### [Record set]
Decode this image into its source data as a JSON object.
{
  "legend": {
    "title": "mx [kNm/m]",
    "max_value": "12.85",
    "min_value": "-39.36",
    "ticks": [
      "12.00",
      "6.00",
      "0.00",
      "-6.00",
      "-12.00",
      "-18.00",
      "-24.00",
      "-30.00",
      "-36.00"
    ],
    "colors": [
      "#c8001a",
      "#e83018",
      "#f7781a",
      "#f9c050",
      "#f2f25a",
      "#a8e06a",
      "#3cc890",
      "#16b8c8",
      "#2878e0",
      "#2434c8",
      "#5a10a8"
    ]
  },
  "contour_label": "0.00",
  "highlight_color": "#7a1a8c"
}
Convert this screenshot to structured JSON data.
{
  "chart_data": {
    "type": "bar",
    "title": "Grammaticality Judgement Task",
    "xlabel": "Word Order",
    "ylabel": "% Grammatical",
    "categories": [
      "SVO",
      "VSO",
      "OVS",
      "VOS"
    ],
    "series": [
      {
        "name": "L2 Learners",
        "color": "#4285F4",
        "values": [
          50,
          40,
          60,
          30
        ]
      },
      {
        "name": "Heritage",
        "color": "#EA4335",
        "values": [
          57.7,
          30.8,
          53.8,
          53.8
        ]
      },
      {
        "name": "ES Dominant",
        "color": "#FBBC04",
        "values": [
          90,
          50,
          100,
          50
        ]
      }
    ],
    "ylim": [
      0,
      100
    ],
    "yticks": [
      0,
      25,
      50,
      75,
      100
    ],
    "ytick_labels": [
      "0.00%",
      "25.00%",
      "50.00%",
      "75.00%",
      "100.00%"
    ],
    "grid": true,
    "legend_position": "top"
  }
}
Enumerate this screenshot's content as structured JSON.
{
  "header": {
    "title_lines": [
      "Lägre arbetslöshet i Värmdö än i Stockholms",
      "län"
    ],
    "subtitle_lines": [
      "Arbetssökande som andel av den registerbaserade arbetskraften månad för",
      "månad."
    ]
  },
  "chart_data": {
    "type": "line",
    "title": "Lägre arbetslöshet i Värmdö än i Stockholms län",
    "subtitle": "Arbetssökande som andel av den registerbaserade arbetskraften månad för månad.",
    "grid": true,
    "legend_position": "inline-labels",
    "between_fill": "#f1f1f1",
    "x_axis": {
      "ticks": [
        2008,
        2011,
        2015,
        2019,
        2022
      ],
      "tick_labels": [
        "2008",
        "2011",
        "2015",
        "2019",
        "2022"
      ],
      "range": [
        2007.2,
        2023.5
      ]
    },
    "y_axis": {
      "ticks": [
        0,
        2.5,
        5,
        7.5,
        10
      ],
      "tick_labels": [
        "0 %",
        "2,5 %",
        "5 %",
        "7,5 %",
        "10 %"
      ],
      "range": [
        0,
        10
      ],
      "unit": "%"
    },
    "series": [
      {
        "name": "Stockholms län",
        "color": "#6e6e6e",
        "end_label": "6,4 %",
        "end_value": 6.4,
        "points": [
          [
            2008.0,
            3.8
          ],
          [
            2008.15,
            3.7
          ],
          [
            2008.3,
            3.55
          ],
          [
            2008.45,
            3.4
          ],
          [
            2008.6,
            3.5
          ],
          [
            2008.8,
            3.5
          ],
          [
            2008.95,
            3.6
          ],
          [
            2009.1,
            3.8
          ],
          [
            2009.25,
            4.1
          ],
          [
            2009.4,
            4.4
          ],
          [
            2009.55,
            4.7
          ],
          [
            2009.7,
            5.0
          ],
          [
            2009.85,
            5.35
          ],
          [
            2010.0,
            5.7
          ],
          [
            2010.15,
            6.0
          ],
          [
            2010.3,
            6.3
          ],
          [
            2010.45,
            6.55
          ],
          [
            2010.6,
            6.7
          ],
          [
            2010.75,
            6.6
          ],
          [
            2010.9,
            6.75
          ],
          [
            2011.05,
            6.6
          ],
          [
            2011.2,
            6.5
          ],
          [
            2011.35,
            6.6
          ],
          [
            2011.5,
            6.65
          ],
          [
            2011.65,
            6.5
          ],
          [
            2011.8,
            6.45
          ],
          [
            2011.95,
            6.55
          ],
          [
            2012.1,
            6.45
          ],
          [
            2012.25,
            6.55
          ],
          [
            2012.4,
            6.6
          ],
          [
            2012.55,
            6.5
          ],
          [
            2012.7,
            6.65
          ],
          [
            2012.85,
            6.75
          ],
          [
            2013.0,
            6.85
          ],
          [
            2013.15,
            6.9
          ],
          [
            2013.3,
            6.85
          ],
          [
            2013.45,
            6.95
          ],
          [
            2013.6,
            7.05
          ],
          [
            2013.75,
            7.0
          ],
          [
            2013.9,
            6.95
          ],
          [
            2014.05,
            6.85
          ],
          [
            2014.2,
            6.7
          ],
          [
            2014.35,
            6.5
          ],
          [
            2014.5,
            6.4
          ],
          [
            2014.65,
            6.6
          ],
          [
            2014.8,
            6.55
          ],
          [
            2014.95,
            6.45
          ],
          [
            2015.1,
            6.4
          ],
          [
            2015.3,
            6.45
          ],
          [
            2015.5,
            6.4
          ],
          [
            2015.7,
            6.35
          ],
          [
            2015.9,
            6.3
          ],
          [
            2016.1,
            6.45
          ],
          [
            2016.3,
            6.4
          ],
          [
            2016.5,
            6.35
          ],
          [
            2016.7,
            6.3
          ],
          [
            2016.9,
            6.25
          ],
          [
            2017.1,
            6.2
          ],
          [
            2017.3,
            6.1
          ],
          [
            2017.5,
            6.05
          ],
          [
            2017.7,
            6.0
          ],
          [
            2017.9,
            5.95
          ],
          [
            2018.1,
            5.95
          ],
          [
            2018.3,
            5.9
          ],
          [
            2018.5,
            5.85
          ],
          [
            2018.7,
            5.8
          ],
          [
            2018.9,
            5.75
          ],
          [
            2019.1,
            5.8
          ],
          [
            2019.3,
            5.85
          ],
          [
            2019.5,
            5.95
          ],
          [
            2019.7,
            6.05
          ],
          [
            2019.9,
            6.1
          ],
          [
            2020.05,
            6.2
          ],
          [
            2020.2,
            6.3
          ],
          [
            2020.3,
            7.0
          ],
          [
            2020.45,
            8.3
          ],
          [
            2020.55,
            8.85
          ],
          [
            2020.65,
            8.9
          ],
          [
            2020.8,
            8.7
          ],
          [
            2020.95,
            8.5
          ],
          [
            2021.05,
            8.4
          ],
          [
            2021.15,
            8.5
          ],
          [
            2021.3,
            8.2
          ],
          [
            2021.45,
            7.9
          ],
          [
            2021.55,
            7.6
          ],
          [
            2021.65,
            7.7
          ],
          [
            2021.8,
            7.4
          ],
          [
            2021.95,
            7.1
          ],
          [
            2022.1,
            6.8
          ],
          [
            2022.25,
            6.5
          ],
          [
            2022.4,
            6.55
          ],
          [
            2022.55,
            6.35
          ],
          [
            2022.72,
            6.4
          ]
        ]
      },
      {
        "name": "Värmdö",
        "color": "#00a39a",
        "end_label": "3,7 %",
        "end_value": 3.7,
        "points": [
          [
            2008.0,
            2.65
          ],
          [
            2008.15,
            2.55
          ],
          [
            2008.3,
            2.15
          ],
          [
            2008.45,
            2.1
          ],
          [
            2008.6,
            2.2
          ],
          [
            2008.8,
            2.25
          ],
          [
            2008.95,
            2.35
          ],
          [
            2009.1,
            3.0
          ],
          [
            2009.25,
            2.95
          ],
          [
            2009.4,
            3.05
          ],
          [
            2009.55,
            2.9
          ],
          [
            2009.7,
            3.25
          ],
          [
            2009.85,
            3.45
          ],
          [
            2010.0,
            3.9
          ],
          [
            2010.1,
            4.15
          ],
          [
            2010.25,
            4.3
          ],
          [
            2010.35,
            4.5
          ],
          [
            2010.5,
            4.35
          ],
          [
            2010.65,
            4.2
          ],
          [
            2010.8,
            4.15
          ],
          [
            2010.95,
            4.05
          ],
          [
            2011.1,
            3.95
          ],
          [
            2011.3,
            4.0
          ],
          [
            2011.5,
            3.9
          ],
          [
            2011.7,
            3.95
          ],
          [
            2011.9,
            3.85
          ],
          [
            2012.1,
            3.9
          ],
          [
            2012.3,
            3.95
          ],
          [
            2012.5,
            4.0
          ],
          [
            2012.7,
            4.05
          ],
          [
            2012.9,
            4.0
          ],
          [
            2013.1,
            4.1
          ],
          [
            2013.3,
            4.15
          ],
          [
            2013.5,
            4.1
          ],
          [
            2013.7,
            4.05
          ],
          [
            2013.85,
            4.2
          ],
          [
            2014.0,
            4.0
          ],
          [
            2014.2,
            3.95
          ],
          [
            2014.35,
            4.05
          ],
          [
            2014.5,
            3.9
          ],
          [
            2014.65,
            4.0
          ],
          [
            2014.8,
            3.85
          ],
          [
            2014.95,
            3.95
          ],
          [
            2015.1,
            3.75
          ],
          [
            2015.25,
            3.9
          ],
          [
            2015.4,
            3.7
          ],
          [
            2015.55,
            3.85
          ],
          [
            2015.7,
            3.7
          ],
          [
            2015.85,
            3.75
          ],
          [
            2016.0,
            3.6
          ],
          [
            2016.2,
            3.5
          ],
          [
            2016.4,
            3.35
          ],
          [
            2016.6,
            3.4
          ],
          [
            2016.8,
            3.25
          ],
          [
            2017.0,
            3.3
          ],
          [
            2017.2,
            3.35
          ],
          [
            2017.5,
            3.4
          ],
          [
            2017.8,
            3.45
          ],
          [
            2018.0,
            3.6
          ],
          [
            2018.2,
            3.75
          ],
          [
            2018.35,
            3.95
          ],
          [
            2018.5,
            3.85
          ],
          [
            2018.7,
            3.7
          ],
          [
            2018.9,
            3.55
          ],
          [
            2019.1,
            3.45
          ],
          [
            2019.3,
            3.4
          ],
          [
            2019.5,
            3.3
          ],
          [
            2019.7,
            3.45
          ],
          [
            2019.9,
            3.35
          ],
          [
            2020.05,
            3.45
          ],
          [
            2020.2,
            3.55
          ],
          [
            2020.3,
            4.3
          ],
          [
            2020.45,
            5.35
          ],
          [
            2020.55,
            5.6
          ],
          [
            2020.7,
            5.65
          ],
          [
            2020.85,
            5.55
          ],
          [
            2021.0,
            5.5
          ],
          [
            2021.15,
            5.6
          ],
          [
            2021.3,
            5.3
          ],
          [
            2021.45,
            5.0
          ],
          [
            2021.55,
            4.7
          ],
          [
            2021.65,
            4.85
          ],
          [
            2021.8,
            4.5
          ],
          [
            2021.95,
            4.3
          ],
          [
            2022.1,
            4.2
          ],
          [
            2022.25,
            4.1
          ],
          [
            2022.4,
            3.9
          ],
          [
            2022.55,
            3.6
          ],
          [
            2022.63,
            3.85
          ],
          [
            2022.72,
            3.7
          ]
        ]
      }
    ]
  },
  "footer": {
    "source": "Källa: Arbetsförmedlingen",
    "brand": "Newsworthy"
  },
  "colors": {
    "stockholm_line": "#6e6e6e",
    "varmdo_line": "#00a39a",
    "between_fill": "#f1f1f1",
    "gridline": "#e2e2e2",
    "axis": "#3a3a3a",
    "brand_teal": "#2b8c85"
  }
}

### [What is expected]
Scan the entries above. Copy each line that has the string "this".

### [The reply]
Decode this image into its source data as a JSON object.
Convert this screenshot to structured JSON data.
Enumerate this screenshot's content as structured JSON.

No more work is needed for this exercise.